• **CHALLENGES**
1 - In the article on Serbia's 2025 personal income tax amendments, what is the new non-taxable monthly amount of salaries?
2 - Rewrite the paragraph beginning "It is important to note that this increase" from the article on Serbia's 2025 personal income tax amendments in two short sentences, keeping its main facts.
3 - Carry on writing the article on Serbia's 2025 personal income tax amendments, starting after its last paragraph.

• **DOCUMENT TEXT**

Tax Changes: Opportunity or Challenge for Your Business?

 

Accelerated updates in tax legislation present significant challenges but also open new opportunities for business owners. The amendments to the Personal Income Tax Law (hereinafter: “Law“), which are effective from January 2025, introduce substantial changes across various aspects. It is crucial to examine how these new rules impact businesses and their financial planning. This article sheds light on only a part of the amendments relevant from the perspective of the Law, while other key tax regulations such as the Corporate Income Tax Law and the Law on Tax Procedure and Tax Administration have also undergone significant revisions.

Are you ready to adjust your strategies to these changes? This blog provides a comprehensive overview of the key amendments to the Law that will mark 2025, offering you practical advice for compliance and tools that will help you take timely action.

Proactivity is key – because when it comes to taxes, even the smallest detail can make a difference between cost optimization and unwanted consequences.


Amendments to the Personal Income Tax Law for 2025

 

With the onset of 2025, the Republic of Serbia is introducing significant changes to the Law, which will have a direct impact on employers, employees, and specific professions such as seafarers. These changes require careful planning and adjustment to ensure compliance with the new regulations and to fully utilize the benefits and incentives that the Law provides.

Specifically, the changes include:

a) Increase in the non-taxable amount of salaries;
b) Extension of the right to a refund of a portion of the paid tax and contributions on salaries for newly employed persons;
c) Detailed tax regulation on the treatment of seafarers’ income;
d) Increase in the non-taxable amount for daily allowances for business trips abroad;
e) Introducing new conditions for the tax incentives for investments in AIFs;
f) Increase in the minimum dinar amounts of monthly salaries for foreign employees and returnees, which are necessary to qualify for tax incentives; and
g) New aligned dinar non-taxable amounts of personal income tax with the annual consumer price index in 2024.

 


1) Increase in the Non-Taxable Amount of Salaries

 

One of the most significant amendments to the Law is the increase in the non-taxable monthly amount of salaries from the previous RSD 25,000 (~ 210 EUR) to RSD 28,423 (~ 240 EUR). This change leads to a reduction in the tax base applied to salaries, which directly results in a lower tax obligation for the employer.

It is important to note that this increase does not require an automatic amendment to the employment agreement. Employment agreements always stipulate the gross amount of the salary, but may also include the net amount, while tax policy is applied independently of these provisions. Therefore, employers are not obligated to change existing employment agreements with employees due to this tax innovation.

• **DATA EXTRACT**
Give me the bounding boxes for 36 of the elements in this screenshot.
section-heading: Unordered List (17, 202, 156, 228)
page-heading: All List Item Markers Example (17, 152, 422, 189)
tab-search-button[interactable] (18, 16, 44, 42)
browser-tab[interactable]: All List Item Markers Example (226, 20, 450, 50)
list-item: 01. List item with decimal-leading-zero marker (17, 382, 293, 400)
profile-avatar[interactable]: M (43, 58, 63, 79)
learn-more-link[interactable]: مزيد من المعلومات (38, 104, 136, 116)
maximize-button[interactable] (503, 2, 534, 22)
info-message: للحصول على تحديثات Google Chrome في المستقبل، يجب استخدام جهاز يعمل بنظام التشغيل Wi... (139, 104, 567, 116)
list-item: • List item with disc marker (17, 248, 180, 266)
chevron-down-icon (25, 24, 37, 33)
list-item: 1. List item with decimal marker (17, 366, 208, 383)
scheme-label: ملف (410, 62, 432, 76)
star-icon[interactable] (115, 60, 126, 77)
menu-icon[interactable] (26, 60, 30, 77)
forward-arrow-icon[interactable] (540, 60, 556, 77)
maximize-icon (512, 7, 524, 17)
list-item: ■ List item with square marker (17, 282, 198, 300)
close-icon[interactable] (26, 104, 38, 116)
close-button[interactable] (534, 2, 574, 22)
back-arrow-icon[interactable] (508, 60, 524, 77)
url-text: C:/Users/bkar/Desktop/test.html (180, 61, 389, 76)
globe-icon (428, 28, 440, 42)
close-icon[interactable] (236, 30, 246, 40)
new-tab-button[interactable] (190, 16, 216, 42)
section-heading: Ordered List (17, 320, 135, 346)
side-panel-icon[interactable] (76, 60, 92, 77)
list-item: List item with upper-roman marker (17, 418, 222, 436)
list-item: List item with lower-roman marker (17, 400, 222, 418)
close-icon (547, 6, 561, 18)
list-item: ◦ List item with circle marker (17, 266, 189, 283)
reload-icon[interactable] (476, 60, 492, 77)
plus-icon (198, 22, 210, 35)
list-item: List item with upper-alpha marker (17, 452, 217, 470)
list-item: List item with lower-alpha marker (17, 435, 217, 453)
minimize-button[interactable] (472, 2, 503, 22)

• **RESULTS BY TASK**
1 - RSD 28,423 (about 240 EUR), up from RSD 25,000.

2 - The higher non-taxable amount does not call for any automatic change to employment agreements. Agreements always set the gross salary and may also give the net, but tax policy applies independently of them, so employers need not amend existing agreements.

3 -
In practice, this means that the tax base for salary taxes will decrease, leading to a lower amount of tax when the tax rate is applied to the reduced base. As a result, employers will have a lower tax obligation, while the contracted gross amounts of salaries remain unchanged.

EXAMPLE: Consider an employee with a gross salary of RSD 100,000. Before the amendment, the non-taxable amount was RSD 25,000, meaning that tax was calculated on a base of RSD 75,000. With a tax rate of 10%, this meant that the employer paid RSD 7,500 in salary taxes. However, with the new non-taxable amount of RSD 28,423, the tax base is now lower – RSD 71,577. Applying the same tax rate of 10% results in a tax of RSD 7,157, meaning that the employer’s tax obligation is now lower. This difference may seem small on an individual level, but when applied to the total salaries of employees in a company, the effect becomes significant.

However, employers are required to adjust salary calculations in accordance with the new non-taxable amount. This involves updating internal payroll systems to properly apply the new non-taxable amount of RSD 28,423 (~ 240 EUR).

It is noted that the first subsequent alignment of the new non-taxable amount of salaries with the annual consumer price index will take place in 2026.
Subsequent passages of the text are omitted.